» **The exercise**
Copy the records below exactly, leaving out any pictures.

____

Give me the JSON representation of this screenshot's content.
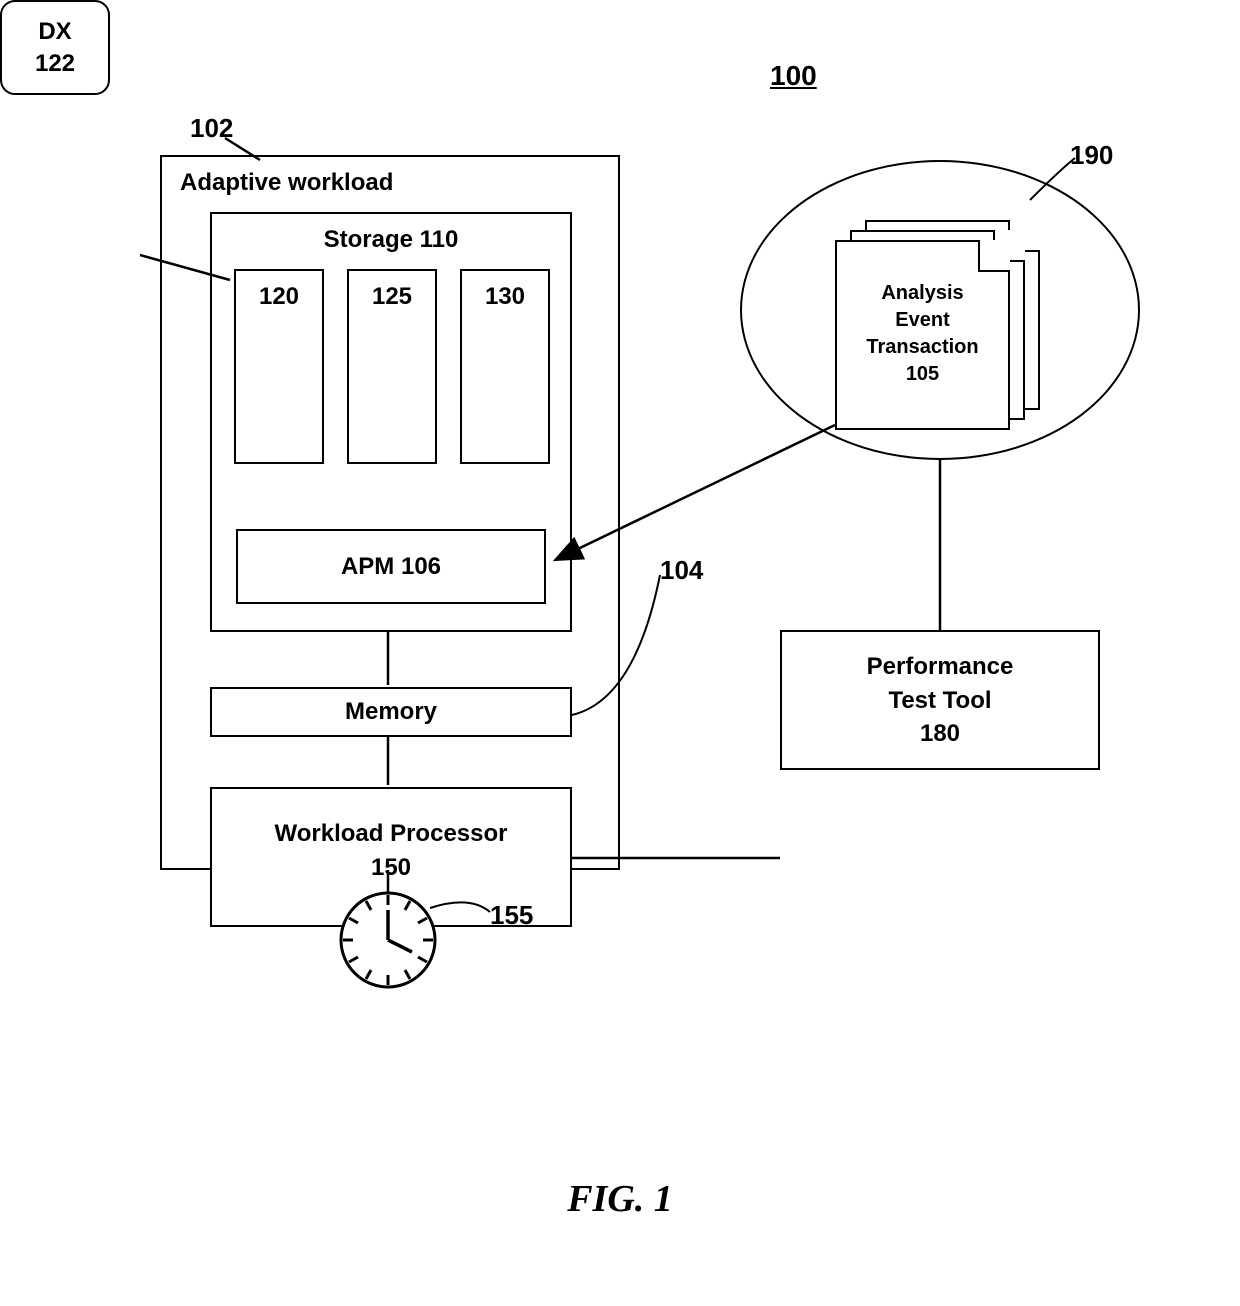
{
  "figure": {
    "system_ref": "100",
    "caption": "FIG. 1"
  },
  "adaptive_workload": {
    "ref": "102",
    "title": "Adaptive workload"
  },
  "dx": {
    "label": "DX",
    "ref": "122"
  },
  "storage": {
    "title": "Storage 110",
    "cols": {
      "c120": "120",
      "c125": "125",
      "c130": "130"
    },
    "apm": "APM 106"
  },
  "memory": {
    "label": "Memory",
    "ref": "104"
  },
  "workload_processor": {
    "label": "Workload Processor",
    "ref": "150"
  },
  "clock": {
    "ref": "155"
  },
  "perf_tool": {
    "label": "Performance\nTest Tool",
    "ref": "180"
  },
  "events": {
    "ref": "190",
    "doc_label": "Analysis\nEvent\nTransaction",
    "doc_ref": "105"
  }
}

____

» **Task response**
Give me the JSON representation of this screenshot's content.
{
  "figure": {
    "system_ref": "100",
    "caption": "FIG. 1"
  },
  "adaptive_workload": {
    "ref": "102",
    "title": "Adaptive workload"
  },
  "dx": {
    "label": "DX",
    "ref": "122"
  },
  "storage": {
    "title": "Storage 110",
    "cols": {
      "c120": "120",
      "c125": "125",
      "c130": "130"
    },
    "apm": "APM 106"
  },
  "memory": {
    "label": "Memory",
    "ref": "104"
  },
  "workload_processor": {
    "label": "Workload Processor",
    "ref": "150"
  },
  "clock": {
    "ref": "155"
  },
  "perf_tool": {
    "label": "Performance\nTest Tool",
    "ref": "180"
  },
  "events": {
    "ref": "190",
    "doc_label": "Analysis\nEvent\nTransaction",
    "doc_ref": "105"
  }
}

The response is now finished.